-- Start DATA IN THIS EXERCISE --

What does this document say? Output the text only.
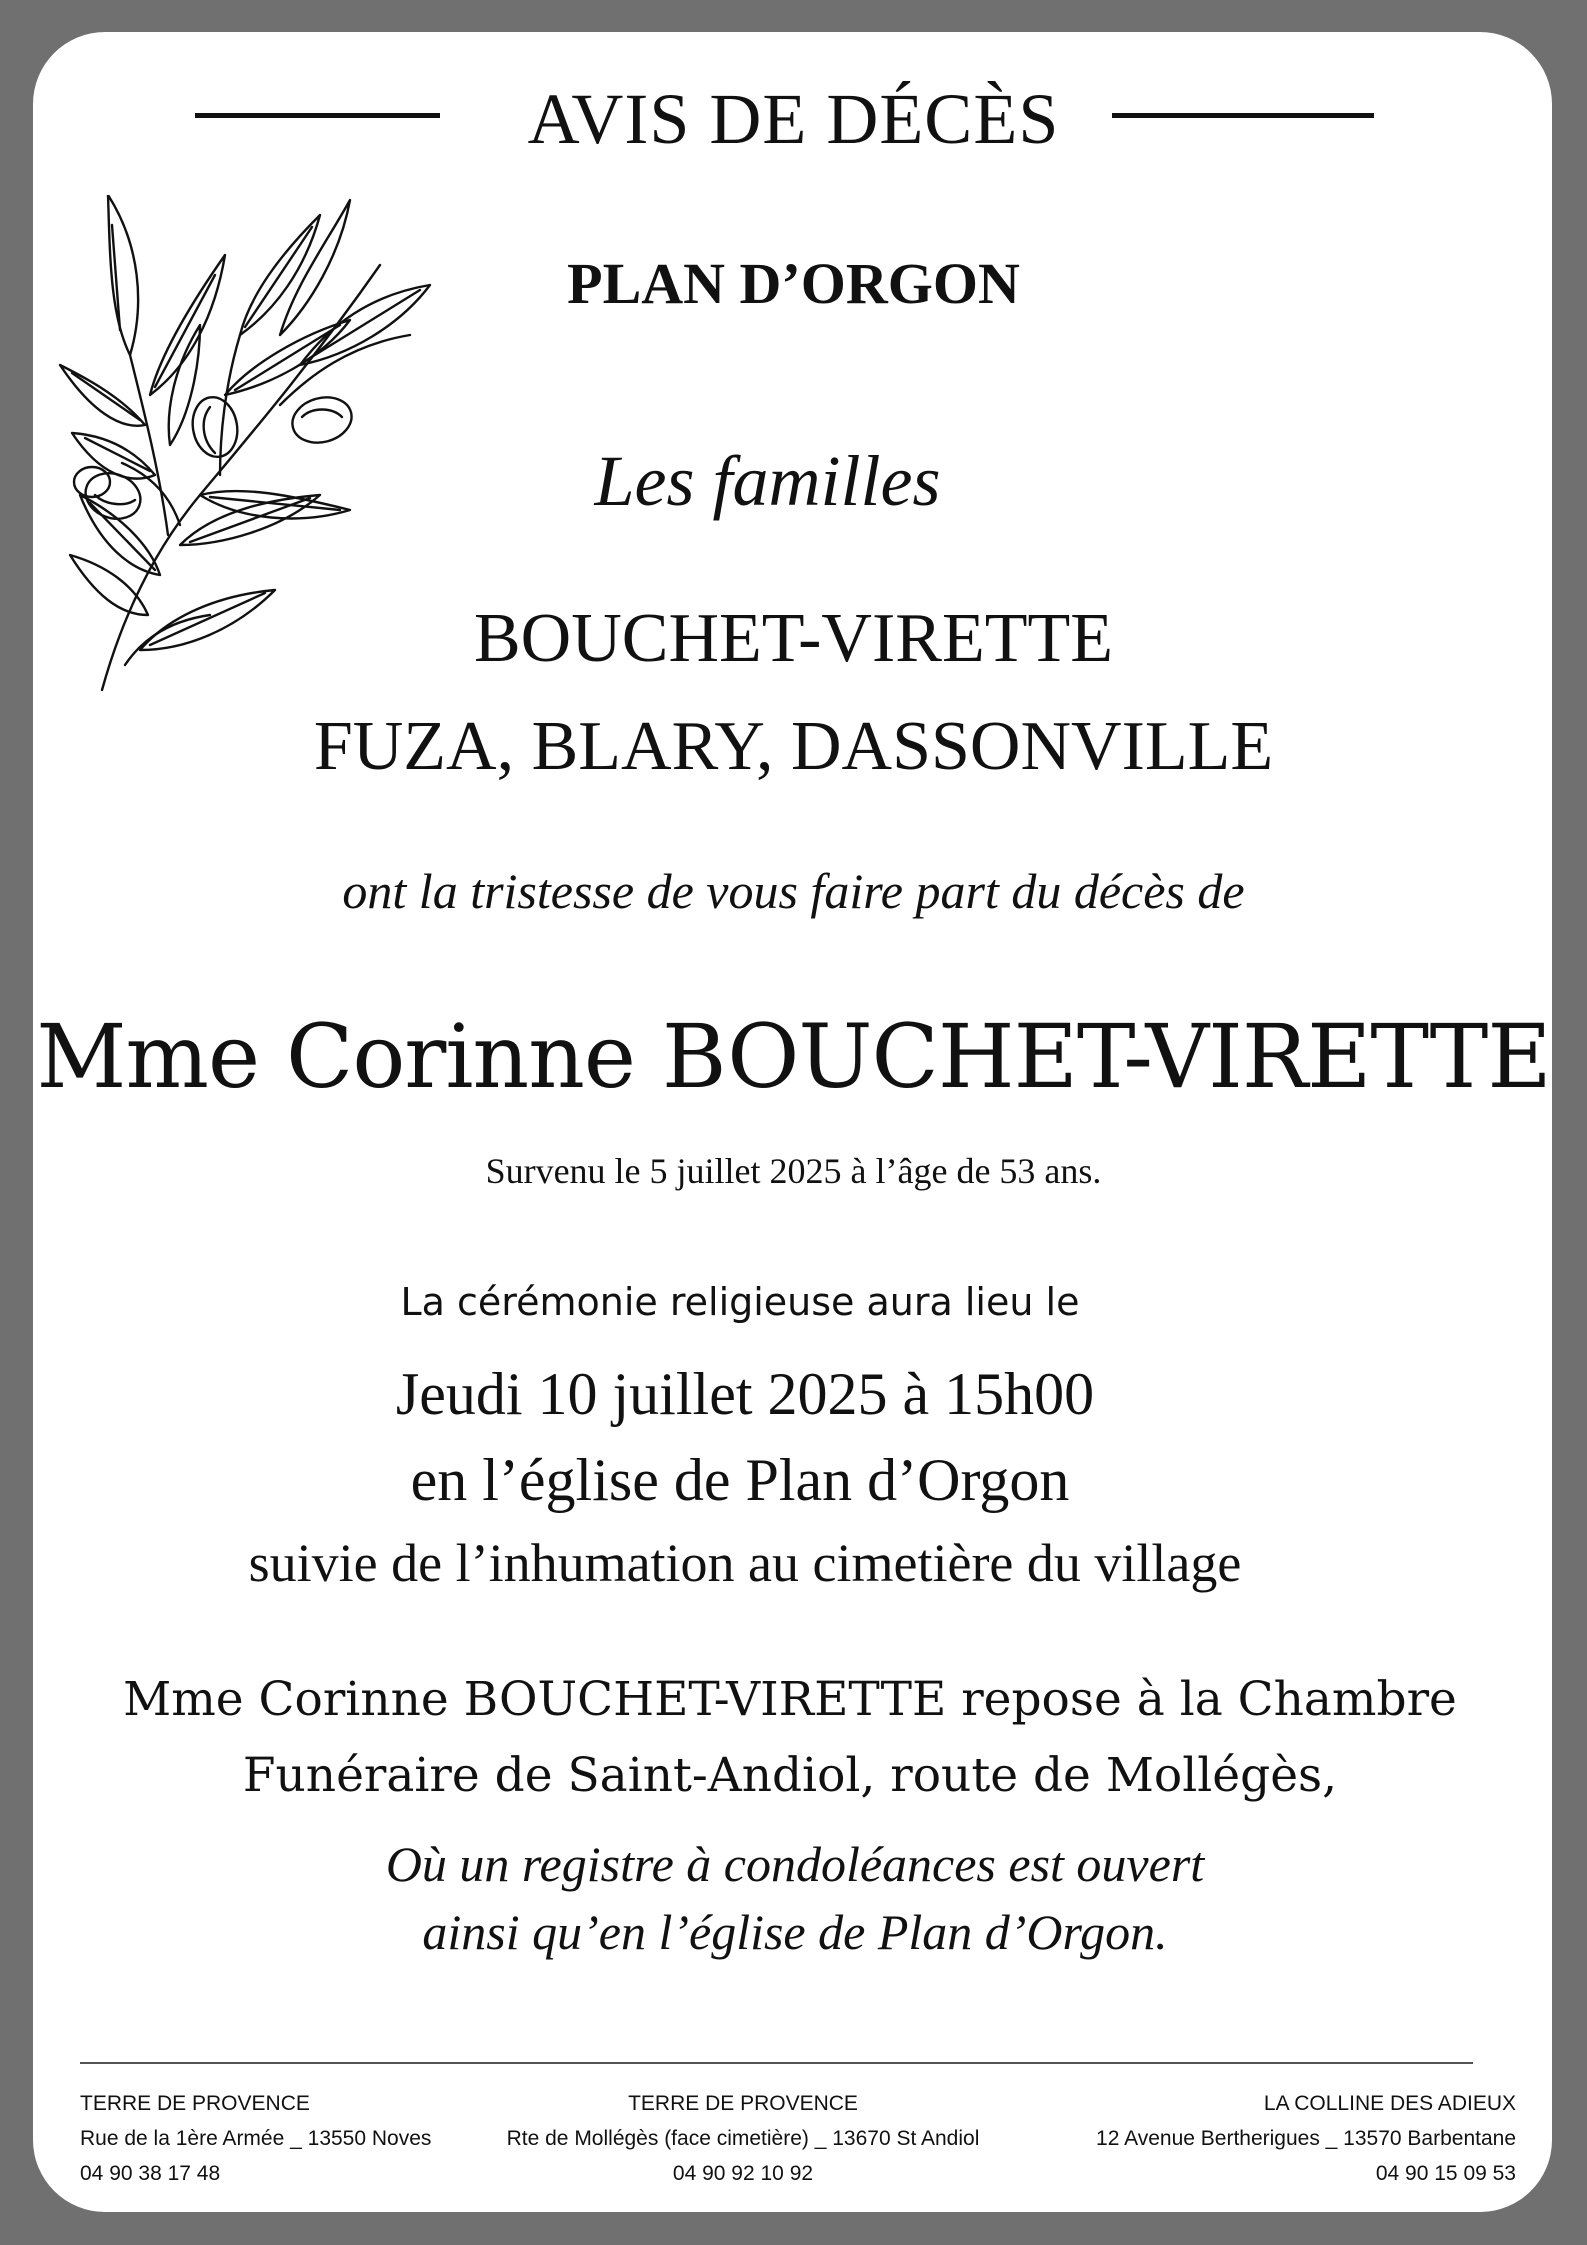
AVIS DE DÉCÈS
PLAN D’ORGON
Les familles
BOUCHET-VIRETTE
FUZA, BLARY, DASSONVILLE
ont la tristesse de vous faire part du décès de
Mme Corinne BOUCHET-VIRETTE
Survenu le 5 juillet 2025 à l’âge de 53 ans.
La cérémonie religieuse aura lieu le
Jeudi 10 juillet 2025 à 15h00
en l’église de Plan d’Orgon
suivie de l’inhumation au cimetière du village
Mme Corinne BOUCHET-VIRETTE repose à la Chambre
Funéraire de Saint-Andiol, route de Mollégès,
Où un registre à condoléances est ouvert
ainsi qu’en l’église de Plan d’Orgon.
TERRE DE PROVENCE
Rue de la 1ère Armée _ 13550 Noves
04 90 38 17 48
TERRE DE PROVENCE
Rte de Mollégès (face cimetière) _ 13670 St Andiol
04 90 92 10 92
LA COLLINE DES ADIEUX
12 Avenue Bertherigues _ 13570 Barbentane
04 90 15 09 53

-- End DATA IN THIS EXERCISE --

**GIVEN REQUEST:** Reproduce the whole listing word for word, setting aside any pictures.

**EXERCISE OUTPUT:**
What does this document say? Output the text only.
AVIS DE DÉCÈS
PLAN D’ORGON
Les familles
BOUCHET-VIRETTE
FUZA, BLARY, DASSONVILLE
ont la tristesse de vous faire part du décès de
Mme Corinne BOUCHET-VIRETTE
Survenu le 5 juillet 2025 à l’âge de 53 ans.
La cérémonie religieuse aura lieu le
Jeudi 10 juillet 2025 à 15h00
en l’église de Plan d’Orgon
suivie de l’inhumation au cimetière du village
Mme Corinne BOUCHET-VIRETTE repose à la Chambre
Funéraire de Saint-Andiol, route de Mollégès,
Où un registre à condoléances est ouvert
ainsi qu’en l’église de Plan d’Orgon.
TERRE DE PROVENCE
Rue de la 1ère Armée _ 13550 Noves
04 90 38 17 48
TERRE DE PROVENCE
Rte de Mollégès (face cimetière) _ 13670 St Andiol
04 90 92 10 92
LA COLLINE DES ADIEUX
12 Avenue Bertherigues _ 13570 Barbentane
04 90 15 09 53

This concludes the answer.